◆ **WHAT IS ASKED**: Duplicate every line of the rows below exactly, changing nothing.

[TASK INPUTS start]

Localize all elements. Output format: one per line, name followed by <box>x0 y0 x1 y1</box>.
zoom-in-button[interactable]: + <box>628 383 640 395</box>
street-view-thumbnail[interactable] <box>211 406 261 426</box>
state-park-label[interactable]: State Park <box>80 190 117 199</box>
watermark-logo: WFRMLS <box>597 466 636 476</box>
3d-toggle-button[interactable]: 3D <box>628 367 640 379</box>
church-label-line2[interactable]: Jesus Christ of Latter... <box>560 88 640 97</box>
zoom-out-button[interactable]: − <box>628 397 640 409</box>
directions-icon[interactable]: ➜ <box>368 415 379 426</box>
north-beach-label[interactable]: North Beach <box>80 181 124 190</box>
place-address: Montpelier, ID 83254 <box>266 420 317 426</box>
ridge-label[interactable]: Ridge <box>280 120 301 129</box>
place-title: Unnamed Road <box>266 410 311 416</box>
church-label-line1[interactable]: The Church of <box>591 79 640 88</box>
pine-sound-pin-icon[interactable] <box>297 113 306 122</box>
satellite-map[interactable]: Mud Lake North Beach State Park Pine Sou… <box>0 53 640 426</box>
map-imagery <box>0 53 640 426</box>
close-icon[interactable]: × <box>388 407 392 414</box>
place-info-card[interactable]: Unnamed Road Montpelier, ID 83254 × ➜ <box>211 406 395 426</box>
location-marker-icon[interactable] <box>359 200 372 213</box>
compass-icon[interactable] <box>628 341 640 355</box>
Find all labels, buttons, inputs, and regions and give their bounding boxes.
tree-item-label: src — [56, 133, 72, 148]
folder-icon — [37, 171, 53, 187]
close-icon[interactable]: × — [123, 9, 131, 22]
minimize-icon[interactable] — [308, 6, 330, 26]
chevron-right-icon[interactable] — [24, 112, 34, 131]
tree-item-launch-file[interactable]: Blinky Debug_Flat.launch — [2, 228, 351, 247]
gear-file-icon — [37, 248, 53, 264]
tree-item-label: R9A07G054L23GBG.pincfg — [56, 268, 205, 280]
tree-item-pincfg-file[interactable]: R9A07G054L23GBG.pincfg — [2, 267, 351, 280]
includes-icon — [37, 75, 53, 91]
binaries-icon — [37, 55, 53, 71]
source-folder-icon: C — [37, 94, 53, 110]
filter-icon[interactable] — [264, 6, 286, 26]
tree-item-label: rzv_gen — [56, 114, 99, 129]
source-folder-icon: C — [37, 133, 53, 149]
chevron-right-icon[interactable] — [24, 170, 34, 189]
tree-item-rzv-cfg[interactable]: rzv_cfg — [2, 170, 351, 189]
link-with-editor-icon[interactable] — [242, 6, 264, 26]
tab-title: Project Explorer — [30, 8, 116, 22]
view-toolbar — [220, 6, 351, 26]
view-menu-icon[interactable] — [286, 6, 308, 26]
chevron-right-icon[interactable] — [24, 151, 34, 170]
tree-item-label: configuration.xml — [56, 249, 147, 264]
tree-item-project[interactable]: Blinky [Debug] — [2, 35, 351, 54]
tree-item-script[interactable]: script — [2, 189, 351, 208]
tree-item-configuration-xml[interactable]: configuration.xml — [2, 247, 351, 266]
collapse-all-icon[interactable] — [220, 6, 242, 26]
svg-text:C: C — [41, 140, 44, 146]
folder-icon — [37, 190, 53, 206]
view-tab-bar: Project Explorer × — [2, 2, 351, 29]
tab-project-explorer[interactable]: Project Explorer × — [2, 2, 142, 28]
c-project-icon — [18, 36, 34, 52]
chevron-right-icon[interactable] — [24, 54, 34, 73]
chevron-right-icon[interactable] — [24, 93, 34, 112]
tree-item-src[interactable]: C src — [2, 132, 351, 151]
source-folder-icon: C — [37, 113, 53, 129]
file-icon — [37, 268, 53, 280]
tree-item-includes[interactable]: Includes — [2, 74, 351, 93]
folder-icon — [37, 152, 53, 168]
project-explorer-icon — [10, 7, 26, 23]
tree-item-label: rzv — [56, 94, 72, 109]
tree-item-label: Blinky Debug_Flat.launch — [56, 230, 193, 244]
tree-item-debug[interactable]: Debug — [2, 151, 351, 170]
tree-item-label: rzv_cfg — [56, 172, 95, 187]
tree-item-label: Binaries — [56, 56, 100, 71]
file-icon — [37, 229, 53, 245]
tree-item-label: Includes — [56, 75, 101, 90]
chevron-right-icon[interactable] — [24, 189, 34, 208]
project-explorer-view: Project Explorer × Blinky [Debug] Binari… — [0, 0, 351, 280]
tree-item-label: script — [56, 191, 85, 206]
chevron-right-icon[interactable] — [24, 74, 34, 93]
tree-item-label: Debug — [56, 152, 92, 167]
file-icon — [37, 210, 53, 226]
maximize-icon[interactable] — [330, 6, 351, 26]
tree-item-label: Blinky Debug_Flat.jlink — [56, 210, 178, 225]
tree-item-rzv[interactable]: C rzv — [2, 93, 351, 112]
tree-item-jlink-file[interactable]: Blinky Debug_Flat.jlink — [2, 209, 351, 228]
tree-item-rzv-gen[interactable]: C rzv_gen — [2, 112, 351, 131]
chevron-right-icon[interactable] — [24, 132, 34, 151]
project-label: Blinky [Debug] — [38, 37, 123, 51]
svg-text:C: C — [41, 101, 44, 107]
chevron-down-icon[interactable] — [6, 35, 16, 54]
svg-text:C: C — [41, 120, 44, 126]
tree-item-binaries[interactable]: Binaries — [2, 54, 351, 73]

[TASK INPUTS end]

◆ **THE COMPLETED TASK**:
Localize all elements. Output format: one per line, name followed by <box>x0 y0 x1 y1</box>.
zoom-in-button[interactable]: + <box>628 383 640 395</box>
street-view-thumbnail[interactable] <box>211 406 261 426</box>
state-park-label[interactable]: State Park <box>80 190 117 199</box>
watermark-logo: WFRMLS <box>597 466 636 476</box>
3d-toggle-button[interactable]: 3D <box>628 367 640 379</box>
church-label-line2[interactable]: Jesus Christ of Latter... <box>560 88 640 97</box>
zoom-out-button[interactable]: − <box>628 397 640 409</box>
directions-icon[interactable]: ➜ <box>368 415 379 426</box>
north-beach-label[interactable]: North Beach <box>80 181 124 190</box>
place-address: Montpelier, ID 83254 <box>266 420 317 426</box>
ridge-label[interactable]: Ridge <box>280 120 301 129</box>
place-title: Unnamed Road <box>266 410 311 416</box>
church-label-line1[interactable]: The Church of <box>591 79 640 88</box>
pine-sound-pin-icon[interactable] <box>297 113 306 122</box>
satellite-map[interactable]: Mud Lake North Beach State Park Pine Sou… <box>0 53 640 426</box>
map-imagery <box>0 53 640 426</box>
close-icon[interactable]: × <box>388 407 392 414</box>
place-info-card[interactable]: Unnamed Road Montpelier, ID 83254 × ➜ <box>211 406 395 426</box>
location-marker-icon[interactable] <box>359 200 372 213</box>
compass-icon[interactable] <box>628 341 640 355</box>
Find all labels, buttons, inputs, and regions and give their bounding boxes.
tree-item-label: src — [56, 133, 72, 148]
folder-icon — [37, 171, 53, 187]
close-icon[interactable]: × — [123, 9, 131, 22]
minimize-icon[interactable] — [308, 6, 330, 26]
chevron-right-icon[interactable] — [24, 112, 34, 131]
tree-item-launch-file[interactable]: Blinky Debug_Flat.launch — [2, 228, 351, 247]
gear-file-icon — [37, 248, 53, 264]
tree-item-label: R9A07G054L23GBG.pincfg — [56, 268, 205, 280]
tree-item-pincfg-file[interactable]: R9A07G054L23GBG.pincfg — [2, 267, 351, 280]
includes-icon — [37, 75, 53, 91]
binaries-icon — [37, 55, 53, 71]
source-folder-icon: C — [37, 94, 53, 110]
filter-icon[interactable] — [264, 6, 286, 26]
tree-item-label: rzv_gen — [56, 114, 99, 129]
source-folder-icon: C — [37, 133, 53, 149]
chevron-right-icon[interactable] — [24, 170, 34, 189]
tree-item-rzv-cfg[interactable]: rzv_cfg — [2, 170, 351, 189]
link-with-editor-icon[interactable] — [242, 6, 264, 26]
tab-title: Project Explorer — [30, 8, 116, 22]
view-toolbar — [220, 6, 351, 26]
view-menu-icon[interactable] — [286, 6, 308, 26]
chevron-right-icon[interactable] — [24, 151, 34, 170]
tree-item-label: configuration.xml — [56, 249, 147, 264]
tree-item-project[interactable]: Blinky [Debug] — [2, 35, 351, 54]
tree-item-script[interactable]: script — [2, 189, 351, 208]
tree-item-configuration-xml[interactable]: configuration.xml — [2, 247, 351, 266]
collapse-all-icon[interactable] — [220, 6, 242, 26]
svg-text:C: C — [41, 140, 44, 146]
folder-icon — [37, 190, 53, 206]
view-tab-bar: Project Explorer × — [2, 2, 351, 29]
tab-project-explorer[interactable]: Project Explorer × — [2, 2, 142, 28]
c-project-icon — [18, 36, 34, 52]
chevron-right-icon[interactable] — [24, 54, 34, 73]
chevron-right-icon[interactable] — [24, 93, 34, 112]
tree-item-src[interactable]: C src — [2, 132, 351, 151]
source-folder-icon: C — [37, 113, 53, 129]
file-icon — [37, 268, 53, 280]
tree-item-includes[interactable]: Includes — [2, 74, 351, 93]
folder-icon — [37, 152, 53, 168]
project-explorer-icon — [10, 7, 26, 23]
tree-item-label: rzv — [56, 94, 72, 109]
tree-item-label: Blinky Debug_Flat.launch — [56, 230, 193, 244]
tree-item-debug[interactable]: Debug — [2, 151, 351, 170]
tree-item-label: rzv_cfg — [56, 172, 95, 187]
tree-item-label: Binaries — [56, 56, 100, 71]
file-icon — [37, 229, 53, 245]
tree-item-label: Includes — [56, 75, 101, 90]
chevron-right-icon[interactable] — [24, 189, 34, 208]
project-explorer-view: Project Explorer × Blinky [Debug] Binari… — [0, 0, 351, 280]
tree-item-label: script — [56, 191, 85, 206]
chevron-right-icon[interactable] — [24, 74, 34, 93]
tree-item-label: Debug — [56, 152, 92, 167]
file-icon — [37, 210, 53, 226]
maximize-icon[interactable] — [330, 6, 351, 26]
tree-item-label: Blinky Debug_Flat.jlink — [56, 210, 178, 225]
tree-item-rzv[interactable]: C rzv — [2, 93, 351, 112]
tree-item-jlink-file[interactable]: Blinky Debug_Flat.jlink — [2, 209, 351, 228]
tree-item-rzv-gen[interactable]: C rzv_gen — [2, 112, 351, 131]
chevron-right-icon[interactable] — [24, 132, 34, 151]
project-label: Blinky [Debug] — [38, 37, 123, 51]
svg-text:C: C — [41, 101, 44, 107]
chevron-down-icon[interactable] — [6, 35, 16, 54]
svg-text:C: C — [41, 120, 44, 126]
tree-item-binaries[interactable]: Binaries — [2, 54, 351, 73]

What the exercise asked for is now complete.